What to work on: Count how many lines in this material contain "Copy". The answer is that number alone.

Data entries
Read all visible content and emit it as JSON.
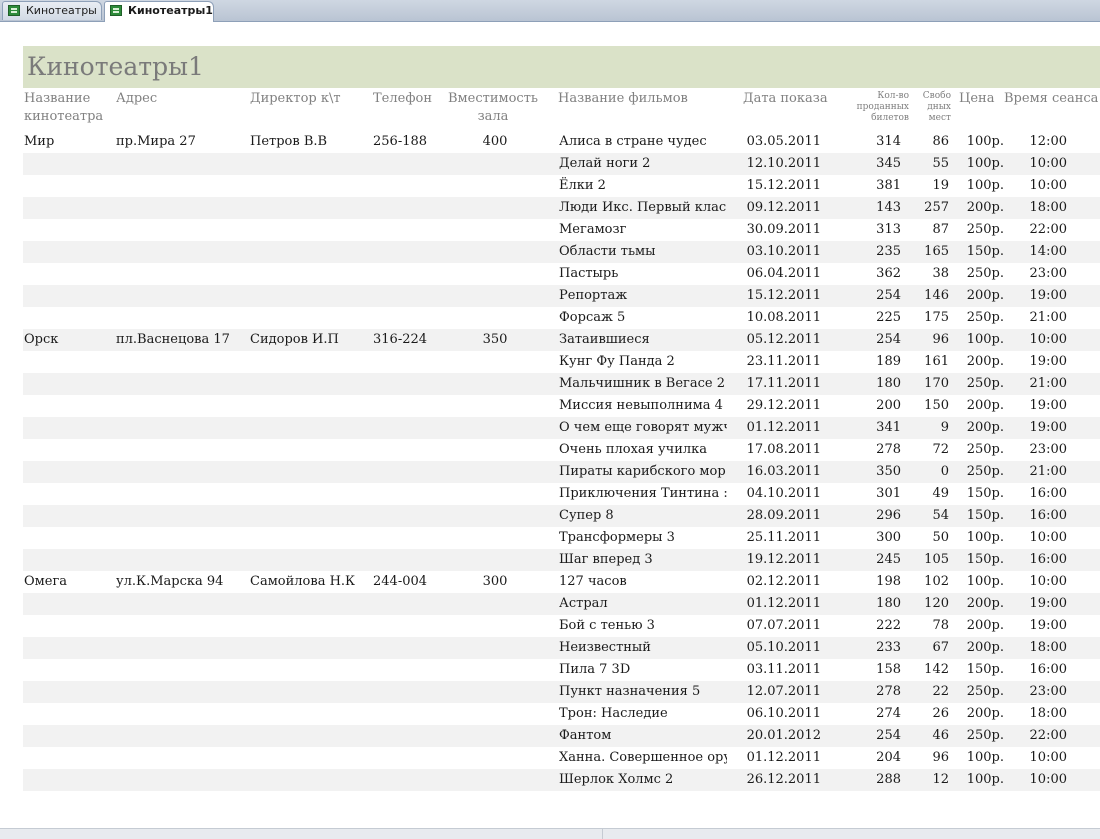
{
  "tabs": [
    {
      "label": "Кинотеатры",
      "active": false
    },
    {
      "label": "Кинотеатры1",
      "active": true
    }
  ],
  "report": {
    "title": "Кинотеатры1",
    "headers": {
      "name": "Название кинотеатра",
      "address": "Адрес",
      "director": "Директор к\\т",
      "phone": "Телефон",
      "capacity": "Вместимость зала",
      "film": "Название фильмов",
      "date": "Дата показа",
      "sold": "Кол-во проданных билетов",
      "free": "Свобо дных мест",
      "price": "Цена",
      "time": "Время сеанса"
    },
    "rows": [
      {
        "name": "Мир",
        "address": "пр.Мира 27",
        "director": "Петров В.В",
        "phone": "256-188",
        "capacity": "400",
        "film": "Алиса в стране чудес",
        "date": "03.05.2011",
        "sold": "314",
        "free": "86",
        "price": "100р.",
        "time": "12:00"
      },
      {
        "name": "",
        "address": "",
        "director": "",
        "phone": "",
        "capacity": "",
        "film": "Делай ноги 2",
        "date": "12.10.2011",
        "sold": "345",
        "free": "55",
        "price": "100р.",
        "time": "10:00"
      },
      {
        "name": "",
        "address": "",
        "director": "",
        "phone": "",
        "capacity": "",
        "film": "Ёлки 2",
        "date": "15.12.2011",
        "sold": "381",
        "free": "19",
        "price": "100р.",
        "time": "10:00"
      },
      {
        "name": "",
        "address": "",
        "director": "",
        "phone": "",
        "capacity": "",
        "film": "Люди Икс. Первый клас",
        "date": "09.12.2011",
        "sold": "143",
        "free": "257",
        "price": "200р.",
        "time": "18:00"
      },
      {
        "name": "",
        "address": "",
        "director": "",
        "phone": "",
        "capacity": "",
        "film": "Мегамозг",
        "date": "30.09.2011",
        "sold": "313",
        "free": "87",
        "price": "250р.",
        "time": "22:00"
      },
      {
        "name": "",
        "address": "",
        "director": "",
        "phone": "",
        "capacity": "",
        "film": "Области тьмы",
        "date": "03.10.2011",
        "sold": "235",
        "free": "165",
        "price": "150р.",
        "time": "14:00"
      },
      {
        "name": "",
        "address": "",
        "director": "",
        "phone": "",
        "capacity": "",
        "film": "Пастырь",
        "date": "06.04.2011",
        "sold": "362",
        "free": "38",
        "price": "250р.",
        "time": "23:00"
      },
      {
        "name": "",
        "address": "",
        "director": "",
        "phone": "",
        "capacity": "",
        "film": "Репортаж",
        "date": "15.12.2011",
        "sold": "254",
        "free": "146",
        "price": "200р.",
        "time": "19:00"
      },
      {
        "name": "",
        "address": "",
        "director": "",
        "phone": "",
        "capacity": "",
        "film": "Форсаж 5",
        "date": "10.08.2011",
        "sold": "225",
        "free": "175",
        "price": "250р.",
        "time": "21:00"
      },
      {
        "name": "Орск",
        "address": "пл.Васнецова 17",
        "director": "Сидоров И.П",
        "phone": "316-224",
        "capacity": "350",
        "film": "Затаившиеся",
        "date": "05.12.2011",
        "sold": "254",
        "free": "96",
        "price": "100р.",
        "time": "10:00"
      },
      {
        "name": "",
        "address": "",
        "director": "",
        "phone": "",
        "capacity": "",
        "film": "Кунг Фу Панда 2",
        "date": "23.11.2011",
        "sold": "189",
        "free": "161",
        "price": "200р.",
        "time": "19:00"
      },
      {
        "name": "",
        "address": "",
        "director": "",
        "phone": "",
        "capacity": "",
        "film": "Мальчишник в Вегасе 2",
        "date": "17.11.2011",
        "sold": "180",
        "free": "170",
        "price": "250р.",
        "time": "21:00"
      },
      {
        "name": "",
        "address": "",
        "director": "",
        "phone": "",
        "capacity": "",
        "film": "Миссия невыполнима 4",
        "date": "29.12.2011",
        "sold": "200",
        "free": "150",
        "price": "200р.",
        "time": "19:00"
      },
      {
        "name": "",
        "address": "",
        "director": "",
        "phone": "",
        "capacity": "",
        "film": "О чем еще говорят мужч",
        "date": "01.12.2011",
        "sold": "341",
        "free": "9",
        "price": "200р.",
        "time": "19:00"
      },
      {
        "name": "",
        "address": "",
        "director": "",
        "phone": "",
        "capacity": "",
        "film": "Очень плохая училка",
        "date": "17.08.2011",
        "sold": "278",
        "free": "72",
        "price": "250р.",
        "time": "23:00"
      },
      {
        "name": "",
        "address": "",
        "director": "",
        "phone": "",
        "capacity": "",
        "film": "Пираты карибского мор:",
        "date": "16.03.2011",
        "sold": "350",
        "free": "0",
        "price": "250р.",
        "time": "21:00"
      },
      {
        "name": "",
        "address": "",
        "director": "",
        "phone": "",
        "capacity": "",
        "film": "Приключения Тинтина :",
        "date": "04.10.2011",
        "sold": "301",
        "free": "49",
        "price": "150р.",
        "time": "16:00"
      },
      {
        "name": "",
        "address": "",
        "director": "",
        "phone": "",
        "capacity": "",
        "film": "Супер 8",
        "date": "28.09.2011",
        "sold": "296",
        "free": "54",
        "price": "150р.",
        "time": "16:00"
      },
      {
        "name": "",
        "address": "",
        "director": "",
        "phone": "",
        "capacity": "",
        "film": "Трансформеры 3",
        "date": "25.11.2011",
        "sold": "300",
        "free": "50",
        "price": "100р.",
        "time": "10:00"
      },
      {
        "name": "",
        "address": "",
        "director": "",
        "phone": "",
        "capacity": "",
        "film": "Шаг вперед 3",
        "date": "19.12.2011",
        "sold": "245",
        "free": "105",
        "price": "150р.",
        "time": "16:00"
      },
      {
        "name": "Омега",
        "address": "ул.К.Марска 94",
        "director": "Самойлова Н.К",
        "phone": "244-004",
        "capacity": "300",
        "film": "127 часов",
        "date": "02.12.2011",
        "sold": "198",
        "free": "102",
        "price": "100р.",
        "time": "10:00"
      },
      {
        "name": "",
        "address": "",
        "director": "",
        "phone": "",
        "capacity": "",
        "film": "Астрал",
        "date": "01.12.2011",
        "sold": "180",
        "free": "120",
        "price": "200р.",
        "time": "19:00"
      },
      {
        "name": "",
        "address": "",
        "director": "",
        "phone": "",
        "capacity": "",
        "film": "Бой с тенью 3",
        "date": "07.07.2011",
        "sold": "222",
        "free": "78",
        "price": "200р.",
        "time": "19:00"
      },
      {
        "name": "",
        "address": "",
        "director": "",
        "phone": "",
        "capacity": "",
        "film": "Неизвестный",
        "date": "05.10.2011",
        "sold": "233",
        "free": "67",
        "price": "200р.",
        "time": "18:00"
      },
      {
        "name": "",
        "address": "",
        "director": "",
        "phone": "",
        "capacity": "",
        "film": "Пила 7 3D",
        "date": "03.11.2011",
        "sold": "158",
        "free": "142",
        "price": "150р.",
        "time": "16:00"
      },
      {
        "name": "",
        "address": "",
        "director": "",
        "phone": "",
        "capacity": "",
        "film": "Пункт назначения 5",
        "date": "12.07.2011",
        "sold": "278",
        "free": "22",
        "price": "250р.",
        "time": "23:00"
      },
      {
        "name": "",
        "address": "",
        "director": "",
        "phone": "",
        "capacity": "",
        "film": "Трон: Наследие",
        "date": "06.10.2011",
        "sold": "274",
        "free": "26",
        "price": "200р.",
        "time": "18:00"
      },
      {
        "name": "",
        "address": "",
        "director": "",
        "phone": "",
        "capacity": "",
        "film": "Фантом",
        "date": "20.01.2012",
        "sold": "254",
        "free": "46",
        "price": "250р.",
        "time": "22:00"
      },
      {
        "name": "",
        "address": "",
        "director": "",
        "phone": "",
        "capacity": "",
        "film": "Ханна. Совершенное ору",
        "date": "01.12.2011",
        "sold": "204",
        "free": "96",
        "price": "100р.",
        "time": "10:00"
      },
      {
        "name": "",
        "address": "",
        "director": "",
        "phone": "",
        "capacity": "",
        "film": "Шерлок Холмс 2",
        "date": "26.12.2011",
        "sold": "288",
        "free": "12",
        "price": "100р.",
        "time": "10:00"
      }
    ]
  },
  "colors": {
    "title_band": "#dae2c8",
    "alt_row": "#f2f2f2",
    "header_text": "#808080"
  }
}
* * *
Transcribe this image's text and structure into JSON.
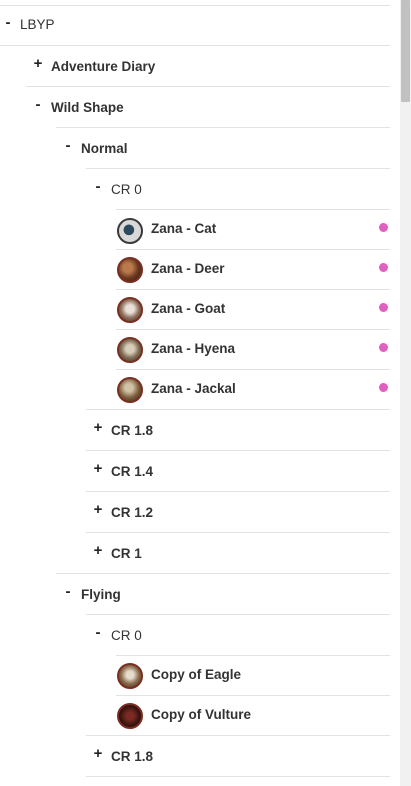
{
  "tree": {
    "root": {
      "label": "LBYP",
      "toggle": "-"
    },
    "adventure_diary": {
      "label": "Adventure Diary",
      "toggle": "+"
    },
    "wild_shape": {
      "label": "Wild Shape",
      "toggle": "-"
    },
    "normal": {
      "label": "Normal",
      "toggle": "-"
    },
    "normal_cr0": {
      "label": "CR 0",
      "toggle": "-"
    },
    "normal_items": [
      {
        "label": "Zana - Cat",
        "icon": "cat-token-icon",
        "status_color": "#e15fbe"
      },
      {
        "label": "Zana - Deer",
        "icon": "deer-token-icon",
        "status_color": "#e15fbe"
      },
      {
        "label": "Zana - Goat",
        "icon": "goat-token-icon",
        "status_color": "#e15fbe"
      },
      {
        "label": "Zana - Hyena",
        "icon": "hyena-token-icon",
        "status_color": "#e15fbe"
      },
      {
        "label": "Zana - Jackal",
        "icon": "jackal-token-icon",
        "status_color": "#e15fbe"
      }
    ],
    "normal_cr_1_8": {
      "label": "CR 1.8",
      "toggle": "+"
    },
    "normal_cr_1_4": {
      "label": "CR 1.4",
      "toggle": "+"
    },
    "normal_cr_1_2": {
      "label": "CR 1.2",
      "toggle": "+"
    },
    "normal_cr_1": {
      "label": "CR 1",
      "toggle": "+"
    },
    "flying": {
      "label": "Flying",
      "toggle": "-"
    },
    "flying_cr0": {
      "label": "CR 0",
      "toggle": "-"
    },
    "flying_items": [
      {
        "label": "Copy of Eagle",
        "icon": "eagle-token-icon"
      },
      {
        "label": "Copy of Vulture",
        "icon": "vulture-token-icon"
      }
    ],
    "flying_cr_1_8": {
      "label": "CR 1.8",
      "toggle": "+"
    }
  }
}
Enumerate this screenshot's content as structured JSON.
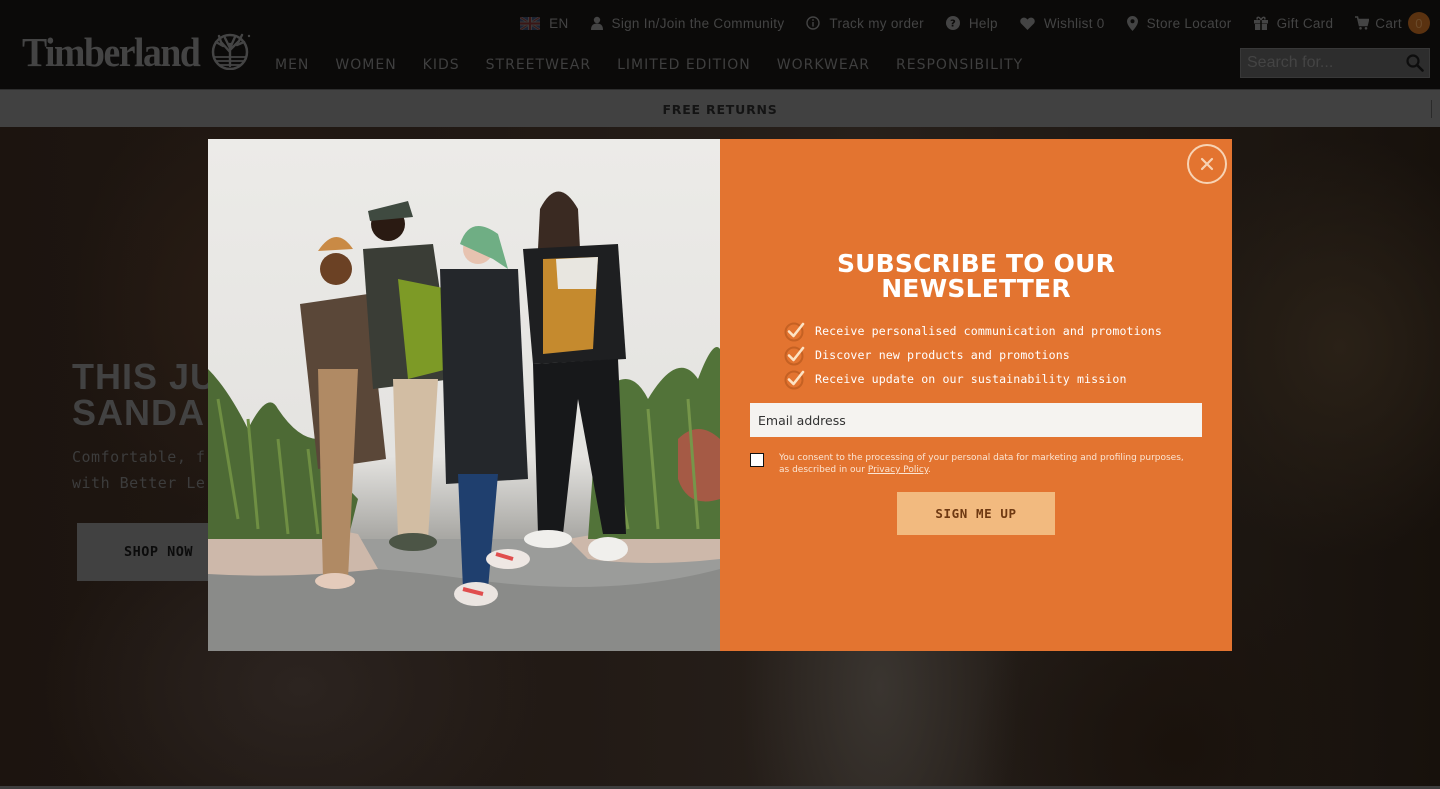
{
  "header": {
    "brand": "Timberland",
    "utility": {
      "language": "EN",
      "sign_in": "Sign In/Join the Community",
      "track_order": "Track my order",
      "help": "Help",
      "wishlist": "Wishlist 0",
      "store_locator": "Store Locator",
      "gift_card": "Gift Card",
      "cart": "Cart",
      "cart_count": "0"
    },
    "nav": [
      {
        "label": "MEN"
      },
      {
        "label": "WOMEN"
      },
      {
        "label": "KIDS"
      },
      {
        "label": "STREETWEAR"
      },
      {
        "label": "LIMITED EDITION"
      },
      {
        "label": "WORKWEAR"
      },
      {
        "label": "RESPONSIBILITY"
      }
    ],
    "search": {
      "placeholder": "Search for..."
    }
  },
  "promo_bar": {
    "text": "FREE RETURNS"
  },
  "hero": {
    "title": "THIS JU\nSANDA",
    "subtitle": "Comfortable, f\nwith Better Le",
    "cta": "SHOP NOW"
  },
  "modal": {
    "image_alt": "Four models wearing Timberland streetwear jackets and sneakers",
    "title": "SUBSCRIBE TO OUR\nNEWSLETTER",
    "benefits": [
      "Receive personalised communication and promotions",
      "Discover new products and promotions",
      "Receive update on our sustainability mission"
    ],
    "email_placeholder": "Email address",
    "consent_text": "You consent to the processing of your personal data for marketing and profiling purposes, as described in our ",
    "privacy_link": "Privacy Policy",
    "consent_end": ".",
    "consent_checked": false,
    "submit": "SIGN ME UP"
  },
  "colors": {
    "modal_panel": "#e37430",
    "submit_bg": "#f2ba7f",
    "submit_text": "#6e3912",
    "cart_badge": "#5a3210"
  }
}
--
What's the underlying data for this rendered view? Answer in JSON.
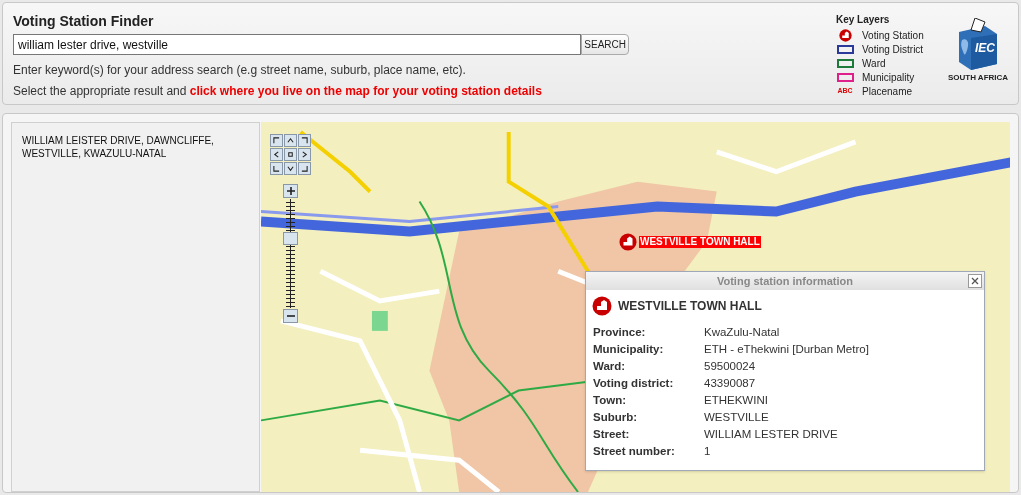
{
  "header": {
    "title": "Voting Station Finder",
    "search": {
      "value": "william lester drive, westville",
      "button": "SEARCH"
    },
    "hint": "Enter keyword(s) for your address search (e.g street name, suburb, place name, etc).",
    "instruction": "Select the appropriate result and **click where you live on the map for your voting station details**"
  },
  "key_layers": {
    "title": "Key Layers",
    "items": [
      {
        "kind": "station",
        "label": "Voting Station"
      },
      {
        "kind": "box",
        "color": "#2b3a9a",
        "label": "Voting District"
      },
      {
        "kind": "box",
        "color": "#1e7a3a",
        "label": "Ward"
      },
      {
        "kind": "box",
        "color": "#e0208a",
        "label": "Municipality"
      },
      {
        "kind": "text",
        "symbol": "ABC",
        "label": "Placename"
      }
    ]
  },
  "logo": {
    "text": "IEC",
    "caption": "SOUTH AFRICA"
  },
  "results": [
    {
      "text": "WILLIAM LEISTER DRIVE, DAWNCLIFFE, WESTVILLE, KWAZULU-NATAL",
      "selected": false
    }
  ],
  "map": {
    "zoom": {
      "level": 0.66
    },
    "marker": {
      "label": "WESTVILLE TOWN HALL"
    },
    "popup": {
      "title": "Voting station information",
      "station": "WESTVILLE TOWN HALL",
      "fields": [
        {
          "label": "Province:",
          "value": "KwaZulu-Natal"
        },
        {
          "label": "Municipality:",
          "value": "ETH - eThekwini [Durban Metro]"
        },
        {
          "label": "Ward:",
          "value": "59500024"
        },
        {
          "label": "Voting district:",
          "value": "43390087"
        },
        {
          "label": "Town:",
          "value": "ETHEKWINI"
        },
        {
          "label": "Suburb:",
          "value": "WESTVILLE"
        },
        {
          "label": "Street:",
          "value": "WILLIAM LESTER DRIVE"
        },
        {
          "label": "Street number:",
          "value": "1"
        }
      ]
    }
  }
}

Response to this exercise: 2